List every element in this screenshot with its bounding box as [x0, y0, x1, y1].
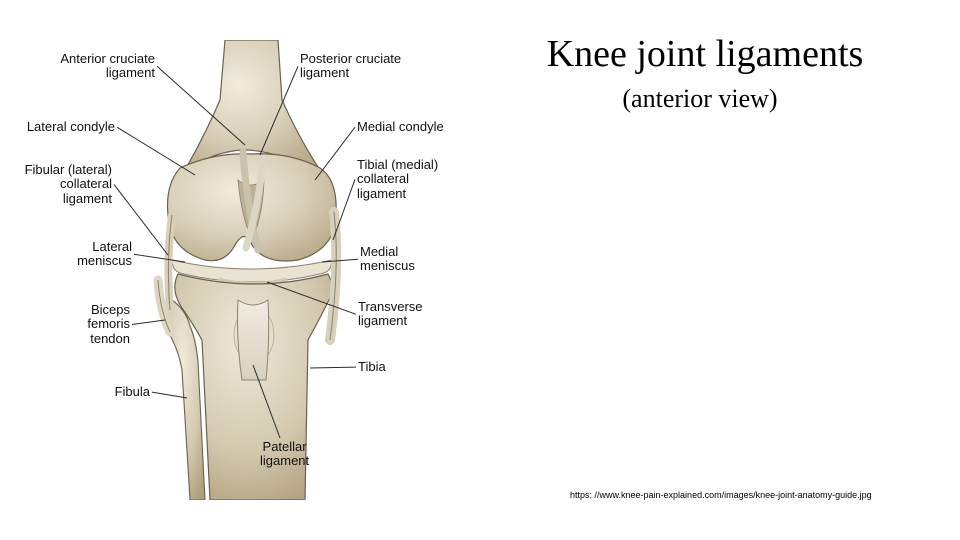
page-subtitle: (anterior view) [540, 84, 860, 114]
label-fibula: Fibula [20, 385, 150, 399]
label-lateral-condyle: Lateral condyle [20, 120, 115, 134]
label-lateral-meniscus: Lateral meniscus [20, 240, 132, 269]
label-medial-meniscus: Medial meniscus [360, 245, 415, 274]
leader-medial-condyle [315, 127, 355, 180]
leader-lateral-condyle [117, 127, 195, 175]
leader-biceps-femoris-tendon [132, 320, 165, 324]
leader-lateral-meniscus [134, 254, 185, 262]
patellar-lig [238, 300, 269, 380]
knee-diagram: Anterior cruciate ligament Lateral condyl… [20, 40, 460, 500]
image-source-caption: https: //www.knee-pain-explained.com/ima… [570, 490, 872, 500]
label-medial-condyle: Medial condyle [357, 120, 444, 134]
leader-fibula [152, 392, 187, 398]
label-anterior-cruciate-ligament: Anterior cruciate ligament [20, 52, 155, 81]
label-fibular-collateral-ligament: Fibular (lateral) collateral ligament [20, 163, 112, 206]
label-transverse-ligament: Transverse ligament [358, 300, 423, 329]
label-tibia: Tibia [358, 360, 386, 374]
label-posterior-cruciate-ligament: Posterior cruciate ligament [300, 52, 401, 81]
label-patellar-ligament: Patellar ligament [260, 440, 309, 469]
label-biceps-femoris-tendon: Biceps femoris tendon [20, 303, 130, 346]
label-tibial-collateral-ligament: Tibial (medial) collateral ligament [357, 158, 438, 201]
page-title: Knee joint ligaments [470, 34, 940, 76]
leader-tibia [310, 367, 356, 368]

**WHAT IS EXPECTED**
Repeat the items from the line containing "page-subtitle: (anterior view)" through the line containing "knee-diagram: Anterior cruciate" above, keeping each one as it appears.

**CORRECT OUTPUT**
page-subtitle: (anterior view) [540, 84, 860, 114]
label-fibula: Fibula [20, 385, 150, 399]
label-lateral-condyle: Lateral condyle [20, 120, 115, 134]
label-lateral-meniscus: Lateral meniscus [20, 240, 132, 269]
label-medial-meniscus: Medial meniscus [360, 245, 415, 274]
leader-medial-condyle [315, 127, 355, 180]
leader-lateral-condyle [117, 127, 195, 175]
leader-biceps-femoris-tendon [132, 320, 165, 324]
leader-lateral-meniscus [134, 254, 185, 262]
patellar-lig [238, 300, 269, 380]
knee-diagram: Anterior cruciate ligament Lateral condyl… [20, 40, 460, 500]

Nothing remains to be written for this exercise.